Work to be completed: What is the number of lines holding the word "JSON"? Give that number alone.

** begin Data for this task **

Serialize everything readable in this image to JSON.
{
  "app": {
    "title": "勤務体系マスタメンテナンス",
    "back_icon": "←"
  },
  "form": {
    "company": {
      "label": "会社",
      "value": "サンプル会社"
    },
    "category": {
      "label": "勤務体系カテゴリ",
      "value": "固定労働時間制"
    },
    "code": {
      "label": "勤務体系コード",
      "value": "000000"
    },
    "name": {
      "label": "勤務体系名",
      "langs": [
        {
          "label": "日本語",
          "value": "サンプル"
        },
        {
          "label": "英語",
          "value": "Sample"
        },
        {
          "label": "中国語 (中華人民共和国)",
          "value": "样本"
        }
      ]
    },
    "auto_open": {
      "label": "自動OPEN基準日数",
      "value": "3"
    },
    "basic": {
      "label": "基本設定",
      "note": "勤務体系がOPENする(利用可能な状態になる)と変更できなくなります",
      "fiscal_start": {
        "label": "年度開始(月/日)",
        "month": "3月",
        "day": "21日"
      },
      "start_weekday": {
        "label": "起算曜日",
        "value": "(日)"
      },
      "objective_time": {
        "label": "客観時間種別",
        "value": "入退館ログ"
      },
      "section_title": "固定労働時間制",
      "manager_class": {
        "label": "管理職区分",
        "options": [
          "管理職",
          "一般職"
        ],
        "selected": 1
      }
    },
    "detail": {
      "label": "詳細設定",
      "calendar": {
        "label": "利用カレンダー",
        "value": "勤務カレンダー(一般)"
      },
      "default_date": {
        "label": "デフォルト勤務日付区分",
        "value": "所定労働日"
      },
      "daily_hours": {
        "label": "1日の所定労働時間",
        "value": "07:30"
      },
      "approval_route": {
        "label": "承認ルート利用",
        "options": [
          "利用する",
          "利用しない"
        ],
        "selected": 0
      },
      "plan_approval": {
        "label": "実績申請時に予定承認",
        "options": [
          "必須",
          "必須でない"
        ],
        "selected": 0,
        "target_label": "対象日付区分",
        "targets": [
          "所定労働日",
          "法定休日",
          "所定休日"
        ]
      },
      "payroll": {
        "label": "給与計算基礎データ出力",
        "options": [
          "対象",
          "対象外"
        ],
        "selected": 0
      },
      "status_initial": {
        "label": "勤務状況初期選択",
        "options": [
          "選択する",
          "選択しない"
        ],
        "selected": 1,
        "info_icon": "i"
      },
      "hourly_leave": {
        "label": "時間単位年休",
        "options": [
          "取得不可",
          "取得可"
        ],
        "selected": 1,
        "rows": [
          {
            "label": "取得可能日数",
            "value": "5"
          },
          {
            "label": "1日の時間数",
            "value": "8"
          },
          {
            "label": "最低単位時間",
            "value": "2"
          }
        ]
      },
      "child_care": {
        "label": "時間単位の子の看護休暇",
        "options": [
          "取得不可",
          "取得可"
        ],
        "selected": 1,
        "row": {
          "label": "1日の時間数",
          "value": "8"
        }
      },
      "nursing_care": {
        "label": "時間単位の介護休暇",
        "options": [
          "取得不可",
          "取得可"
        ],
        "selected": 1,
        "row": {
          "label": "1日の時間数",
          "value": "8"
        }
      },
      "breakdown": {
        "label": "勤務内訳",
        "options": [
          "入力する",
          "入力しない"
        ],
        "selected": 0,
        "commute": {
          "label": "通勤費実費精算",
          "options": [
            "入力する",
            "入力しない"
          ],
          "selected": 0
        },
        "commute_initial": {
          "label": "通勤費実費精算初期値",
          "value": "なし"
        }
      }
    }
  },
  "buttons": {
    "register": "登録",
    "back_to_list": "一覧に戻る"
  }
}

** end Data for this task **
** begin Data for this task **

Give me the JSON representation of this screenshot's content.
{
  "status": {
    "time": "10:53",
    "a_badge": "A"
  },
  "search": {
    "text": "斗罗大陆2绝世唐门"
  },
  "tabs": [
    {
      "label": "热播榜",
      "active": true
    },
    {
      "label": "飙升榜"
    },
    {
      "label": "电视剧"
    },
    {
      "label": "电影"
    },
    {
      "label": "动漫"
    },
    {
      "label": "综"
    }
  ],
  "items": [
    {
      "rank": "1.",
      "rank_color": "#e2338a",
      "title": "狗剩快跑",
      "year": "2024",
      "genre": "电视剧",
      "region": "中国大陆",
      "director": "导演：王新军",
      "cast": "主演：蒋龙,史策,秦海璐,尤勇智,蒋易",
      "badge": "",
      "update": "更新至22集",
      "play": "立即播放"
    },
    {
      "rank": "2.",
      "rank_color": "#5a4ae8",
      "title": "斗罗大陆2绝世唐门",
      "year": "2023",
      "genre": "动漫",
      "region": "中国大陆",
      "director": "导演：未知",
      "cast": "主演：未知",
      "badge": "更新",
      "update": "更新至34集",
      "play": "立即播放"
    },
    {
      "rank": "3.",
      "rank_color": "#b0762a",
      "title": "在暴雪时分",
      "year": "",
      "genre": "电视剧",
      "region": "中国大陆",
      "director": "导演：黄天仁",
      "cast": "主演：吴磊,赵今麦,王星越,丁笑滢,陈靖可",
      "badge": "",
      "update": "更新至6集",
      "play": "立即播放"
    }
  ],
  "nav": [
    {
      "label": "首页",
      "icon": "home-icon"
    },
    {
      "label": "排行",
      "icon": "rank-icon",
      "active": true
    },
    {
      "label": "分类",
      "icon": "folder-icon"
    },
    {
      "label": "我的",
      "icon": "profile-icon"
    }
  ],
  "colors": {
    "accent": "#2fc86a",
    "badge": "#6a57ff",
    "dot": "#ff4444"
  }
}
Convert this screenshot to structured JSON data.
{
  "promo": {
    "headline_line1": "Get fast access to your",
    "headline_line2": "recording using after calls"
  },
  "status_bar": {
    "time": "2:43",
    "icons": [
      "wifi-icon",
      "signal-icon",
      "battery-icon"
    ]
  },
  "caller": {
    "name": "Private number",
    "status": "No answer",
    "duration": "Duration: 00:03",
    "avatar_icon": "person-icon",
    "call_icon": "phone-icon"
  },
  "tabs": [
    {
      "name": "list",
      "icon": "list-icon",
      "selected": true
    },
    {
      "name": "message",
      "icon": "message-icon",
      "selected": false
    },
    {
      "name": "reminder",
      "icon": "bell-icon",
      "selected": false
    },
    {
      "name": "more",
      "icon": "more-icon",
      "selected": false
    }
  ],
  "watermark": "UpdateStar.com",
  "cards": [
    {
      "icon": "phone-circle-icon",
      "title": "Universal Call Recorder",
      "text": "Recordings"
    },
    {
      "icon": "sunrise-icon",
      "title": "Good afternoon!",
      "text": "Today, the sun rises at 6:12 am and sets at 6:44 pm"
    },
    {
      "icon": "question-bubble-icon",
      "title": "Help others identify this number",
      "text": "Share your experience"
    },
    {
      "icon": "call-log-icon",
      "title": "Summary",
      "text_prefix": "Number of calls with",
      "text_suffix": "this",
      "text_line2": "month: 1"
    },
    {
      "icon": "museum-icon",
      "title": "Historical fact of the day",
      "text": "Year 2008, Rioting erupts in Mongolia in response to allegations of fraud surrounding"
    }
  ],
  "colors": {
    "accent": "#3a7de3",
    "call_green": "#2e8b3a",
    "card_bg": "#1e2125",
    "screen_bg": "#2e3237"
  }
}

** end Data for this task **

Exercise solution: 3